— start Data listing —

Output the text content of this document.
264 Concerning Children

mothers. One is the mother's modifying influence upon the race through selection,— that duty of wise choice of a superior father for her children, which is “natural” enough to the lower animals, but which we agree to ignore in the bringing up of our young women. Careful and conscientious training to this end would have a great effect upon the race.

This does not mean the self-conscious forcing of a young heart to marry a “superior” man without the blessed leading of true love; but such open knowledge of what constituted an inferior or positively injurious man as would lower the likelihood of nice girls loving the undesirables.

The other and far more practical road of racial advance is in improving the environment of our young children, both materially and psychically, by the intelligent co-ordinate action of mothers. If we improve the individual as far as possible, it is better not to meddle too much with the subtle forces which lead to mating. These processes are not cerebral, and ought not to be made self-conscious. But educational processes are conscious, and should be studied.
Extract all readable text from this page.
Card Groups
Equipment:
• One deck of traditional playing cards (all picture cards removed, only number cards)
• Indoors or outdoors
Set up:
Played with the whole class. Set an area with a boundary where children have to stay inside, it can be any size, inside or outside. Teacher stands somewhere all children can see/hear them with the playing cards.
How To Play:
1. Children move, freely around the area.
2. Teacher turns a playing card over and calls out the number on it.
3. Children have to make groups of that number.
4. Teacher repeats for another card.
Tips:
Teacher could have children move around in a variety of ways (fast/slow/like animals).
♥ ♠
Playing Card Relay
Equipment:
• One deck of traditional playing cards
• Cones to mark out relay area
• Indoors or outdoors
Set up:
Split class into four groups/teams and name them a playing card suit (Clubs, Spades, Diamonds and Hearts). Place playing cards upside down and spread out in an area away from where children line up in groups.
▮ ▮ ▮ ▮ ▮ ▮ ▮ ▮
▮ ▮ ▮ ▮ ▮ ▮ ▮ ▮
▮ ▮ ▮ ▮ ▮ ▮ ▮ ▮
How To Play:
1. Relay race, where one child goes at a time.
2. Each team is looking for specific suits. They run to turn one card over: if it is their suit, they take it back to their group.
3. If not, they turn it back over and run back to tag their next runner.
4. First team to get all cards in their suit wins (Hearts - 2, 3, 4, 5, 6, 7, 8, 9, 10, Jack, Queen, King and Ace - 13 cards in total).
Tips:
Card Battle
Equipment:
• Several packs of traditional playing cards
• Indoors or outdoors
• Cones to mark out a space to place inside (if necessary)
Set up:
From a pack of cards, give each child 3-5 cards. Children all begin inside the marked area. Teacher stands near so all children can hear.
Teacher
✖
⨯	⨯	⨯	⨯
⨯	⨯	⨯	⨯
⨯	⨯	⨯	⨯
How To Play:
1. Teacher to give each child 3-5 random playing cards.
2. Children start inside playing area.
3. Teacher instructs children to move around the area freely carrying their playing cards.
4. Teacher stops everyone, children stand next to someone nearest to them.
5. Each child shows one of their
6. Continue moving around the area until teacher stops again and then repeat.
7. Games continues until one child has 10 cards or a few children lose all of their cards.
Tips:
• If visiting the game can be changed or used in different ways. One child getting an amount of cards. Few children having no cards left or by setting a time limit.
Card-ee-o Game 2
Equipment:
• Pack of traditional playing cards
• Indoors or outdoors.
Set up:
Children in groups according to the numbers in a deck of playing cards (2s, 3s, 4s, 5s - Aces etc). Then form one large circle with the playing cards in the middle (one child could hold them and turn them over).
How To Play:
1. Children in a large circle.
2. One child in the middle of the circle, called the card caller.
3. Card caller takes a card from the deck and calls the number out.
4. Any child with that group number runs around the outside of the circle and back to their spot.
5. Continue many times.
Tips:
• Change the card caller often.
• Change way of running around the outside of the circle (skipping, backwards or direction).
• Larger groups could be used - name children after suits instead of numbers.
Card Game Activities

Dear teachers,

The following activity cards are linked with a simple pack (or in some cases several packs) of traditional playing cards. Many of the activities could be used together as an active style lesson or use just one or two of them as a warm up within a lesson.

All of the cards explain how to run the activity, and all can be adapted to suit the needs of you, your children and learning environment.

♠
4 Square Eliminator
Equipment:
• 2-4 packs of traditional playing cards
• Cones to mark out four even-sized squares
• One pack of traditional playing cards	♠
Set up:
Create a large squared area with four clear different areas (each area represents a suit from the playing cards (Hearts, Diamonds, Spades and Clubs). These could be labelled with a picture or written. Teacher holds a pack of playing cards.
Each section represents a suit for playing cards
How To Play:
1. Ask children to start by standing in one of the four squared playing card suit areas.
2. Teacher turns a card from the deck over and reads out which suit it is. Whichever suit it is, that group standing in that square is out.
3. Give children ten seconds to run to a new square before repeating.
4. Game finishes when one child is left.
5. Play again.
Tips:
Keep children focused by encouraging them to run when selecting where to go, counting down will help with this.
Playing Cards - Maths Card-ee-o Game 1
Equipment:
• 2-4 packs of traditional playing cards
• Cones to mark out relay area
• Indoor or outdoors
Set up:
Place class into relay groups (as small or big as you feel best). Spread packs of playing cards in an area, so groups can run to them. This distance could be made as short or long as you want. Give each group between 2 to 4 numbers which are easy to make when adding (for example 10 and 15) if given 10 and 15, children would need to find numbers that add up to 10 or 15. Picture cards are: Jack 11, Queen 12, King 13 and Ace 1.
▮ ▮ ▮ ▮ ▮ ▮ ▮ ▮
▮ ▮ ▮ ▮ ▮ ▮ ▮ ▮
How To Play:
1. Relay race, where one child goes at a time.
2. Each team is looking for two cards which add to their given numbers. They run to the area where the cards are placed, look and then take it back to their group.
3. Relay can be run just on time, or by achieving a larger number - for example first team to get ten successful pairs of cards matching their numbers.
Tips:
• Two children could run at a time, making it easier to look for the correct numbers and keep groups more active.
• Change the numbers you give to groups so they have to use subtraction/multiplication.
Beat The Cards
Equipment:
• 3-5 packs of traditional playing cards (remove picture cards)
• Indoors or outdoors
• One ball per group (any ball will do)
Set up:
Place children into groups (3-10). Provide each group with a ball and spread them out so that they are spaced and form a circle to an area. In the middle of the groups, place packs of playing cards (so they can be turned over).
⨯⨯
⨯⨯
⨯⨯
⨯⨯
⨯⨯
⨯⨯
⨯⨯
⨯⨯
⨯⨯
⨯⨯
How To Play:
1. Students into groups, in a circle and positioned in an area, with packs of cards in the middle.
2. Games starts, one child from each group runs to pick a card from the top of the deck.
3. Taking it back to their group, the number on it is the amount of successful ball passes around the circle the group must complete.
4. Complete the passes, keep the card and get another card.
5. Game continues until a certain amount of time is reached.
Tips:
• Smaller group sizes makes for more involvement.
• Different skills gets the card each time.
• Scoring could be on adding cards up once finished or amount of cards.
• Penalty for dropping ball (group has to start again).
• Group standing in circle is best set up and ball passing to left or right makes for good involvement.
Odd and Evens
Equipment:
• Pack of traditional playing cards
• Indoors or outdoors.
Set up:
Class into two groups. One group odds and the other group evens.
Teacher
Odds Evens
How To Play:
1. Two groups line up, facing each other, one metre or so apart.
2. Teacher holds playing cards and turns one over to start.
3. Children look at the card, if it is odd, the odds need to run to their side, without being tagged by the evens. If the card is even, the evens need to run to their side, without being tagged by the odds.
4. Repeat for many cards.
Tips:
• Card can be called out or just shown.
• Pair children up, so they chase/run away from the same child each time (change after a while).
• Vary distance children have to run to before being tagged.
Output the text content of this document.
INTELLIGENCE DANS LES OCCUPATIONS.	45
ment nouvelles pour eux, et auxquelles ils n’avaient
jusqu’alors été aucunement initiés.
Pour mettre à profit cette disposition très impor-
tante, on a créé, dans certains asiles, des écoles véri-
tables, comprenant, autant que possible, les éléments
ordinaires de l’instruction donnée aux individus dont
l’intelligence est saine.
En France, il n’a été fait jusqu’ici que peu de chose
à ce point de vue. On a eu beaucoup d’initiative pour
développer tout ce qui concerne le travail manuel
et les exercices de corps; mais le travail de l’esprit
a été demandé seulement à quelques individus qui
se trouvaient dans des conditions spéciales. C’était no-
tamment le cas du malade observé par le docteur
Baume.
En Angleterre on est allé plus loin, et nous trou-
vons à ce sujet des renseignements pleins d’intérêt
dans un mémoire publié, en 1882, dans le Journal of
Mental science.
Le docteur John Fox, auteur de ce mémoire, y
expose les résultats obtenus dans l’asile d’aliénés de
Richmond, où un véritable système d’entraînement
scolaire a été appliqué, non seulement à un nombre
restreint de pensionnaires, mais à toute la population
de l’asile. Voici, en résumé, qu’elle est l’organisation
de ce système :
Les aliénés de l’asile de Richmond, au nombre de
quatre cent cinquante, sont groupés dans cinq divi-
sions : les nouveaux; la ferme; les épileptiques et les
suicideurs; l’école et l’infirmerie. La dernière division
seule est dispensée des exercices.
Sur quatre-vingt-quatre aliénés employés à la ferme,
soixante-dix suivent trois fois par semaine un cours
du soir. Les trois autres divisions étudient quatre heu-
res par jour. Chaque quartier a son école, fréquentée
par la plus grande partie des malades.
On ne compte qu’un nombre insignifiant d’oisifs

— end Data listing —

Request: Going through the records above, state how many lines carry "next", with no other text.

Task solution: 2